PROVIDED DATA:
-.-.-
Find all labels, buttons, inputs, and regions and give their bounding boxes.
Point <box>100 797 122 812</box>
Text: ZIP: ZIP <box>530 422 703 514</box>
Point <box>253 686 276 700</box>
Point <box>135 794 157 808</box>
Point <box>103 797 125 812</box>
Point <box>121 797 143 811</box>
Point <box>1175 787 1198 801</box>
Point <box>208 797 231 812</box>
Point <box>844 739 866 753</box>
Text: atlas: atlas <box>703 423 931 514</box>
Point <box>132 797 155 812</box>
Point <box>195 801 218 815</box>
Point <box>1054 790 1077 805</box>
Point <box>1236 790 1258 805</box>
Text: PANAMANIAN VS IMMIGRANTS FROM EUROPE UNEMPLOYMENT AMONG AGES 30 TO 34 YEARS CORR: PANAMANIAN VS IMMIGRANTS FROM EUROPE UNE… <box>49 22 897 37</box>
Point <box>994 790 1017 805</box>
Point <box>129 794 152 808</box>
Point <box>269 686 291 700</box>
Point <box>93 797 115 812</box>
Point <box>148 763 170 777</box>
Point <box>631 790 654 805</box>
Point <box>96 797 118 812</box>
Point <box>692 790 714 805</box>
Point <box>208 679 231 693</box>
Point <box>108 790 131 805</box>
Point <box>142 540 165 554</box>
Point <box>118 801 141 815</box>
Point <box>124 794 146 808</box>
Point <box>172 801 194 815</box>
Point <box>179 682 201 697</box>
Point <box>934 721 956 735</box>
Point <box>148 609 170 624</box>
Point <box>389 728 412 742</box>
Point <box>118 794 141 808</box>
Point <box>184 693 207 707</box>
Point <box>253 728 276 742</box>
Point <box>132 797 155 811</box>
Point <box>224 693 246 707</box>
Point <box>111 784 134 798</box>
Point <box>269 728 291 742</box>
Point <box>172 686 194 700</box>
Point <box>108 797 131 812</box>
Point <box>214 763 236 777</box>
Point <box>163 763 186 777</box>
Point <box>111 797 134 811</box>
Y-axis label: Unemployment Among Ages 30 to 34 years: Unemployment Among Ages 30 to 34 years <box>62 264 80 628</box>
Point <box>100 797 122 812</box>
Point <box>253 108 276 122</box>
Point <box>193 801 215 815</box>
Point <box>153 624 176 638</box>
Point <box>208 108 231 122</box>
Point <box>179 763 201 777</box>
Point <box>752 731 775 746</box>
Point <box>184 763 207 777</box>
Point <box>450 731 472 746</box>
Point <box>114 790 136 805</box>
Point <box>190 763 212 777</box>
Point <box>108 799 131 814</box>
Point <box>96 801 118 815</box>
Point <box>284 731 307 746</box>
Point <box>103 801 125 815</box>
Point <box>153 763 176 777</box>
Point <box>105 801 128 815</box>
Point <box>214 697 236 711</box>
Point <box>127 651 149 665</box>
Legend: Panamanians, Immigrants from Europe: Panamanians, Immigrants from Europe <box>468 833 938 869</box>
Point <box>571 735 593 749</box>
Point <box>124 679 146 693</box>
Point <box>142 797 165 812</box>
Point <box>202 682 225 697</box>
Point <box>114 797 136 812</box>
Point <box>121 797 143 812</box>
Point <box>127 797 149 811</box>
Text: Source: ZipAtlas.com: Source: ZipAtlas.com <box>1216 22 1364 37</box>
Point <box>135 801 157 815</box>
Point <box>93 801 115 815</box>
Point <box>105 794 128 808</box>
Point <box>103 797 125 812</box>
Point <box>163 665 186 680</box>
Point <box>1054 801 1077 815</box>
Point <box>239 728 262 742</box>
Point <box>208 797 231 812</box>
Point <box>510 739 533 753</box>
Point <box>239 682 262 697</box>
-.-.-
AIM OF THE TASK: Extract every line of the records above and reproduce each one verbatim, keeping the original order.

EXERCISE ANSWER:
Find all labels, buttons, inputs, and regions and give their bounding boxes.
Point <box>100 797 122 812</box>
Text: ZIP: ZIP <box>530 422 703 514</box>
Point <box>253 686 276 700</box>
Point <box>135 794 157 808</box>
Point <box>103 797 125 812</box>
Point <box>121 797 143 811</box>
Point <box>1175 787 1198 801</box>
Point <box>208 797 231 812</box>
Point <box>844 739 866 753</box>
Text: atlas: atlas <box>703 423 931 514</box>
Point <box>132 797 155 812</box>
Point <box>195 801 218 815</box>
Point <box>1054 790 1077 805</box>
Point <box>1236 790 1258 805</box>
Text: PANAMANIAN VS IMMIGRANTS FROM EUROPE UNEMPLOYMENT AMONG AGES 30 TO 34 YEARS CORR: PANAMANIAN VS IMMIGRANTS FROM EUROPE UNE… <box>49 22 897 37</box>
Point <box>994 790 1017 805</box>
Point <box>129 794 152 808</box>
Point <box>269 686 291 700</box>
Point <box>93 797 115 812</box>
Point <box>148 763 170 777</box>
Point <box>631 790 654 805</box>
Point <box>96 797 118 812</box>
Point <box>692 790 714 805</box>
Point <box>208 679 231 693</box>
Point <box>108 790 131 805</box>
Point <box>142 540 165 554</box>
Point <box>118 801 141 815</box>
Point <box>124 794 146 808</box>
Point <box>172 801 194 815</box>
Point <box>179 682 201 697</box>
Point <box>934 721 956 735</box>
Point <box>148 609 170 624</box>
Point <box>389 728 412 742</box>
Point <box>118 794 141 808</box>
Point <box>184 693 207 707</box>
Point <box>253 728 276 742</box>
Point <box>132 797 155 811</box>
Point <box>224 693 246 707</box>
Point <box>111 784 134 798</box>
Point <box>269 728 291 742</box>
Point <box>172 686 194 700</box>
Point <box>108 797 131 812</box>
Point <box>214 763 236 777</box>
Point <box>163 763 186 777</box>
Point <box>111 797 134 811</box>
Y-axis label: Unemployment Among Ages 30 to 34 years: Unemployment Among Ages 30 to 34 years <box>62 264 80 628</box>
Point <box>100 797 122 812</box>
Point <box>253 108 276 122</box>
Point <box>193 801 215 815</box>
Point <box>153 624 176 638</box>
Point <box>208 108 231 122</box>
Point <box>179 763 201 777</box>
Point <box>752 731 775 746</box>
Point <box>184 763 207 777</box>
Point <box>450 731 472 746</box>
Point <box>114 790 136 805</box>
Point <box>190 763 212 777</box>
Point <box>108 799 131 814</box>
Point <box>96 801 118 815</box>
Point <box>284 731 307 746</box>
Point <box>103 801 125 815</box>
Point <box>153 763 176 777</box>
Point <box>105 801 128 815</box>
Point <box>214 697 236 711</box>
Point <box>127 651 149 665</box>
Legend: Panamanians, Immigrants from Europe: Panamanians, Immigrants from Europe <box>468 833 938 869</box>
Point <box>571 735 593 749</box>
Point <box>124 679 146 693</box>
Point <box>142 797 165 812</box>
Point <box>202 682 225 697</box>
Point <box>114 797 136 812</box>
Point <box>121 797 143 812</box>
Point <box>127 797 149 811</box>
Text: Source: ZipAtlas.com: Source: ZipAtlas.com <box>1216 22 1364 37</box>
Point <box>135 801 157 815</box>
Point <box>93 801 115 815</box>
Point <box>105 794 128 808</box>
Point <box>103 797 125 812</box>
Point <box>163 665 186 680</box>
Point <box>1054 801 1077 815</box>
Point <box>239 728 262 742</box>
Point <box>208 797 231 812</box>
Point <box>510 739 533 753</box>
Point <box>239 682 262 697</box>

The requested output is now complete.